───── Items ─────

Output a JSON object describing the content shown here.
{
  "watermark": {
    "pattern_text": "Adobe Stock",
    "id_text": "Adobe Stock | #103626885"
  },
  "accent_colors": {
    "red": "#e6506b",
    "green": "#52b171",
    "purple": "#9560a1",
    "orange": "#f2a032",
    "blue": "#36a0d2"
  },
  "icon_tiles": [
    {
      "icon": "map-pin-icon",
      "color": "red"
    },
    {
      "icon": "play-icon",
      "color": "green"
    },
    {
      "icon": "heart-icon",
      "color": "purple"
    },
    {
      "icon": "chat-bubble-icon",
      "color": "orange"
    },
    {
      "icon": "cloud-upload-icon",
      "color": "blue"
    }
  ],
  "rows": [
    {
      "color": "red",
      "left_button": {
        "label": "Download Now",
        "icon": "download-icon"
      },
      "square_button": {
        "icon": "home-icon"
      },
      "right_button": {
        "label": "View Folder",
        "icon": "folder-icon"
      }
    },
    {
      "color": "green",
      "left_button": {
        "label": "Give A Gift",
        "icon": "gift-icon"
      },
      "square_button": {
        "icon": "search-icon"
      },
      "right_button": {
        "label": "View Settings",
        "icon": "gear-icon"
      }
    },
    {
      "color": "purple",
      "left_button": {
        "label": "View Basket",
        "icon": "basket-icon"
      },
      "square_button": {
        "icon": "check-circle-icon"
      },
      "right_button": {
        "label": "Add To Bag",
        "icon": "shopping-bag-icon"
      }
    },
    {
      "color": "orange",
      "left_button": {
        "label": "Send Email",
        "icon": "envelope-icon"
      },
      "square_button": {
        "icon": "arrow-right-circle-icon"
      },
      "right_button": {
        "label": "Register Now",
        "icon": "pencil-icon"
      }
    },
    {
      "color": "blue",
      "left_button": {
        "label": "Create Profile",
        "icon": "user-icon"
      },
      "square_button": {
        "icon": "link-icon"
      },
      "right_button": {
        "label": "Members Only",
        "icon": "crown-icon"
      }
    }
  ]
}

─────

• Requirement:
Copy each record from above exactly, and include every line.

• Problem solution:
Output a JSON object describing the content shown here.
{
  "watermark": {
    "pattern_text": "Adobe Stock",
    "id_text": "Adobe Stock | #103626885"
  },
  "accent_colors": {
    "red": "#e6506b",
    "green": "#52b171",
    "purple": "#9560a1",
    "orange": "#f2a032",
    "blue": "#36a0d2"
  },
  "icon_tiles": [
    {
      "icon": "map-pin-icon",
      "color": "red"
    },
    {
      "icon": "play-icon",
      "color": "green"
    },
    {
      "icon": "heart-icon",
      "color": "purple"
    },
    {
      "icon": "chat-bubble-icon",
      "color": "orange"
    },
    {
      "icon": "cloud-upload-icon",
      "color": "blue"
    }
  ],
  "rows": [
    {
      "color": "red",
      "left_button": {
        "label": "Download Now",
        "icon": "download-icon"
      },
      "square_button": {
        "icon": "home-icon"
      },
      "right_button": {
        "label": "View Folder",
        "icon": "folder-icon"
      }
    },
    {
      "color": "green",
      "left_button": {
        "label": "Give A Gift",
        "icon": "gift-icon"
      },
      "square_button": {
        "icon": "search-icon"
      },
      "right_button": {
        "label": "View Settings",
        "icon": "gear-icon"
      }
    },
    {
      "color": "purple",
      "left_button": {
        "label": "View Basket",
        "icon": "basket-icon"
      },
      "square_button": {
        "icon": "check-circle-icon"
      },
      "right_button": {
        "label": "Add To Bag",
        "icon": "shopping-bag-icon"
      }
    },
    {
      "color": "orange",
      "left_button": {
        "label": "Send Email",
        "icon": "envelope-icon"
      },
      "square_button": {
        "icon": "arrow-right-circle-icon"
      },
      "right_button": {
        "label": "Register Now",
        "icon": "pencil-icon"
      }
    },
    {
      "color": "blue",
      "left_button": {
        "label": "Create Profile",
        "icon": "user-icon"
      },
      "square_button": {
        "icon": "link-icon"
      },
      "right_button": {
        "label": "Members Only",
        "icon": "crown-icon"
      }
    }
  ]
}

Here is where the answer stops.